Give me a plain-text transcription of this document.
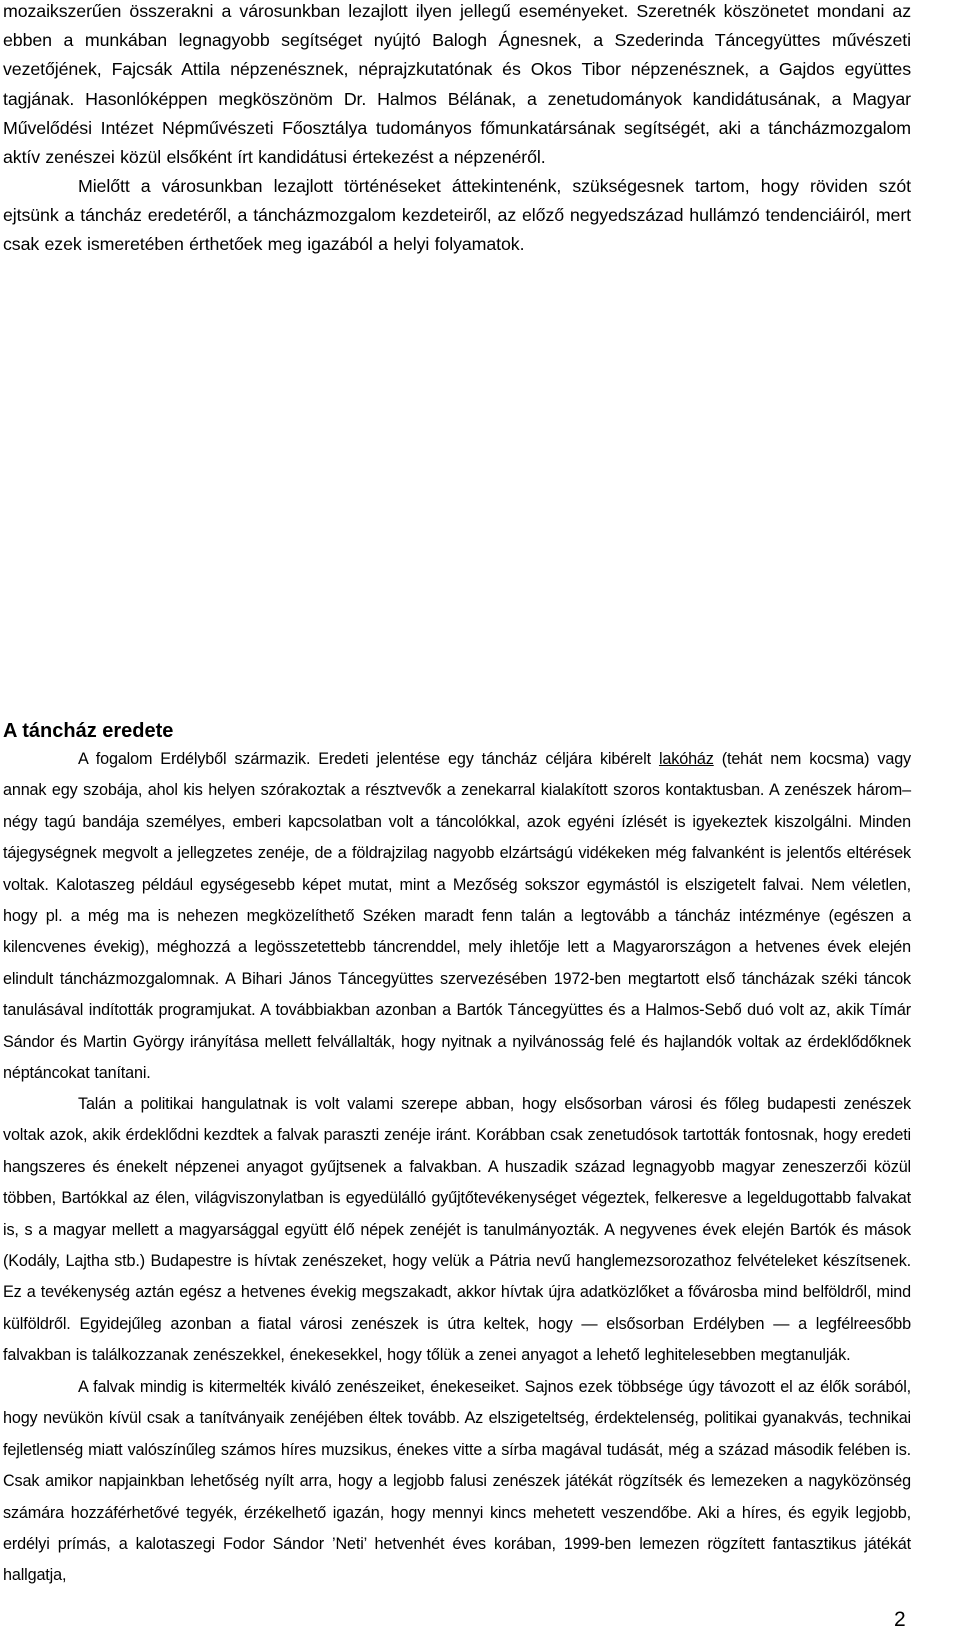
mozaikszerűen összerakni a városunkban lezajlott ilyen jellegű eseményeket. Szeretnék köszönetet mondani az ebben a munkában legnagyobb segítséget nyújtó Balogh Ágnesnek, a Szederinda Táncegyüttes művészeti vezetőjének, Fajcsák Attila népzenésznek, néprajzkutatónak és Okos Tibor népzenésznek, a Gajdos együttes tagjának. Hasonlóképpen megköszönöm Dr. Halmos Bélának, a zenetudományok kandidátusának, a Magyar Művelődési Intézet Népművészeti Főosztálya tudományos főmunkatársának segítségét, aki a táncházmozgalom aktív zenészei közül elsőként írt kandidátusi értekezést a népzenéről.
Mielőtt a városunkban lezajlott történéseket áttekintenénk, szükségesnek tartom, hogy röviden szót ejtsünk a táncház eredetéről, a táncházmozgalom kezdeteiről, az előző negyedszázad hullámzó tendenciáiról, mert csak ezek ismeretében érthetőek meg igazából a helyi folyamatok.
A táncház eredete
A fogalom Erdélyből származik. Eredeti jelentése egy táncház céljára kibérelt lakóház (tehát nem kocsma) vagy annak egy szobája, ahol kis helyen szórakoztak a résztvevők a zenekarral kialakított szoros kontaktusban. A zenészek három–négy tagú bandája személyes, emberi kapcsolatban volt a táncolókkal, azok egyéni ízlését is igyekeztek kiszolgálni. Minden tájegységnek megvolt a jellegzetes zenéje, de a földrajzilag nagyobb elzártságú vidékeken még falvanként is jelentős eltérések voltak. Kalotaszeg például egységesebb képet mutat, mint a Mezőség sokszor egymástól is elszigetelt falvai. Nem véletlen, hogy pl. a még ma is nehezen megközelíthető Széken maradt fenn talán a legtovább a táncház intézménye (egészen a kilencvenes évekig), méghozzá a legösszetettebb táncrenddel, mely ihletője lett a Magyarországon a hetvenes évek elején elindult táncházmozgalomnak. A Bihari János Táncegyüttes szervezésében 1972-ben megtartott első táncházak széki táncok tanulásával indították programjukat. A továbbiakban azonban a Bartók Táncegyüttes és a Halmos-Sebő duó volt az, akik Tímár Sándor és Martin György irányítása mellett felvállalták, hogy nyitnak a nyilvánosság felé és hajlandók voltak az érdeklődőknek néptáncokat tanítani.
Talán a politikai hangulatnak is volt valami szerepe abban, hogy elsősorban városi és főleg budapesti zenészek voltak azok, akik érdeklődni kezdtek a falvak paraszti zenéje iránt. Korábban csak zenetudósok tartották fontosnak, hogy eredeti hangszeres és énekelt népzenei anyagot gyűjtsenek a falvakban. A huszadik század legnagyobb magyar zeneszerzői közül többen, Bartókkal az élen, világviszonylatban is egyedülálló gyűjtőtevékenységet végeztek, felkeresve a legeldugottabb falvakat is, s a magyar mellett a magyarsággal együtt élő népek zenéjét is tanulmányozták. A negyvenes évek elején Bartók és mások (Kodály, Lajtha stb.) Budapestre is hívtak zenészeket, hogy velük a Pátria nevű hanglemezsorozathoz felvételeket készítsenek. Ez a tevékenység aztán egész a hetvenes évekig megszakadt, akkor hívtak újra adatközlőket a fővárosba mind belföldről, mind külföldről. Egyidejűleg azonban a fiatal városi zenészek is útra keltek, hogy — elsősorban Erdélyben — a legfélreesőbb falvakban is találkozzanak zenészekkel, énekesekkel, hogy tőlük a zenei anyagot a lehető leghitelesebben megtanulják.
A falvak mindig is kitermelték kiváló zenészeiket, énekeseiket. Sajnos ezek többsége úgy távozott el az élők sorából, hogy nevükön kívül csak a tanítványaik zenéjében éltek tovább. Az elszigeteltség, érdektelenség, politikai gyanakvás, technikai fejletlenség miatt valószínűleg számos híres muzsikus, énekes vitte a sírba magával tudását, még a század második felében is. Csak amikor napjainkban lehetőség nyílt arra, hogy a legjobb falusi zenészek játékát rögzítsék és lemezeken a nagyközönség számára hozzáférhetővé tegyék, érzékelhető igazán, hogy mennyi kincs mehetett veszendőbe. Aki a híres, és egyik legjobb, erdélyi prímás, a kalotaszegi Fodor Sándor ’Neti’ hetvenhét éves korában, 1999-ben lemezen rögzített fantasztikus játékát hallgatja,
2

──────

▶ [WHAT YOU NEED TO DO]: Repeat all the records above exactly, leaving out any pictures.

▶ [ANSWER]:
Give me a plain-text transcription of this document.
mozaikszerűen összerakni a városunkban lezajlott ilyen jellegű eseményeket. Szeretnék köszönetet mondani az ebben a munkában legnagyobb segítséget nyújtó Balogh Ágnesnek, a Szederinda Táncegyüttes művészeti vezetőjének, Fajcsák Attila népzenésznek, néprajzkutatónak és Okos Tibor népzenésznek, a Gajdos együttes tagjának. Hasonlóképpen megköszönöm Dr. Halmos Bélának, a zenetudományok kandidátusának, a Magyar Művelődési Intézet Népművészeti Főosztálya tudományos főmunkatársának segítségét, aki a táncházmozgalom aktív zenészei közül elsőként írt kandidátusi értekezést a népzenéről.
Mielőtt a városunkban lezajlott történéseket áttekintenénk, szükségesnek tartom, hogy röviden szót ejtsünk a táncház eredetéről, a táncházmozgalom kezdeteiről, az előző negyedszázad hullámzó tendenciáiról, mert csak ezek ismeretében érthetőek meg igazából a helyi folyamatok.
A táncház eredete
A fogalom Erdélyből származik. Eredeti jelentése egy táncház céljára kibérelt lakóház (tehát nem kocsma) vagy annak egy szobája, ahol kis helyen szórakoztak a résztvevők a zenekarral kialakított szoros kontaktusban. A zenészek három–négy tagú bandája személyes, emberi kapcsolatban volt a táncolókkal, azok egyéni ízlését is igyekeztek kiszolgálni. Minden tájegységnek megvolt a jellegzetes zenéje, de a földrajzilag nagyobb elzártságú vidékeken még falvanként is jelentős eltérések voltak. Kalotaszeg például egységesebb képet mutat, mint a Mezőség sokszor egymástól is elszigetelt falvai. Nem véletlen, hogy pl. a még ma is nehezen megközelíthető Széken maradt fenn talán a legtovább a táncház intézménye (egészen a kilencvenes évekig), méghozzá a legösszetettebb táncrenddel, mely ihletője lett a Magyarországon a hetvenes évek elején elindult táncházmozgalomnak. A Bihari János Táncegyüttes szervezésében 1972-ben megtartott első táncházak széki táncok tanulásával indították programjukat. A továbbiakban azonban a Bartók Táncegyüttes és a Halmos-Sebő duó volt az, akik Tímár Sándor és Martin György irányítása mellett felvállalták, hogy nyitnak a nyilvánosság felé és hajlandók voltak az érdeklődőknek néptáncokat tanítani.
Talán a politikai hangulatnak is volt valami szerepe abban, hogy elsősorban városi és főleg budapesti zenészek voltak azok, akik érdeklődni kezdtek a falvak paraszti zenéje iránt. Korábban csak zenetudósok tartották fontosnak, hogy eredeti hangszeres és énekelt népzenei anyagot gyűjtsenek a falvakban. A huszadik század legnagyobb magyar zeneszerzői közül többen, Bartókkal az élen, világviszonylatban is egyedülálló gyűjtőtevékenységet végeztek, felkeresve a legeldugottabb falvakat is, s a magyar mellett a magyarsággal együtt élő népek zenéjét is tanulmányozták. A negyvenes évek elején Bartók és mások (Kodály, Lajtha stb.) Budapestre is hívtak zenészeket, hogy velük a Pátria nevű hanglemezsorozathoz felvételeket készítsenek. Ez a tevékenység aztán egész a hetvenes évekig megszakadt, akkor hívtak újra adatközlőket a fővárosba mind belföldről, mind külföldről. Egyidejűleg azonban a fiatal városi zenészek is útra keltek, hogy — elsősorban Erdélyben — a legfélreesőbb falvakban is találkozzanak zenészekkel, énekesekkel, hogy tőlük a zenei anyagot a lehető leghitelesebben megtanulják.
A falvak mindig is kitermelték kiváló zenészeiket, énekeseiket. Sajnos ezek többsége úgy távozott el az élők sorából, hogy nevükön kívül csak a tanítványaik zenéjében éltek tovább. Az elszigeteltség, érdektelenség, politikai gyanakvás, technikai fejletlenség miatt valószínűleg számos híres muzsikus, énekes vitte a sírba magával tudását, még a század második felében is. Csak amikor napjainkban lehetőség nyílt arra, hogy a legjobb falusi zenészek játékát rögzítsék és lemezeken a nagyközönség számára hozzáférhetővé tegyék, érzékelhető igazán, hogy mennyi kincs mehetett veszendőbe. Aki a híres, és egyik legjobb, erdélyi prímás, a kalotaszegi Fodor Sándor ’Neti’ hetvenhét éves korában, 1999-ben lemezen rögzített fantasztikus játékát hallgatja,
2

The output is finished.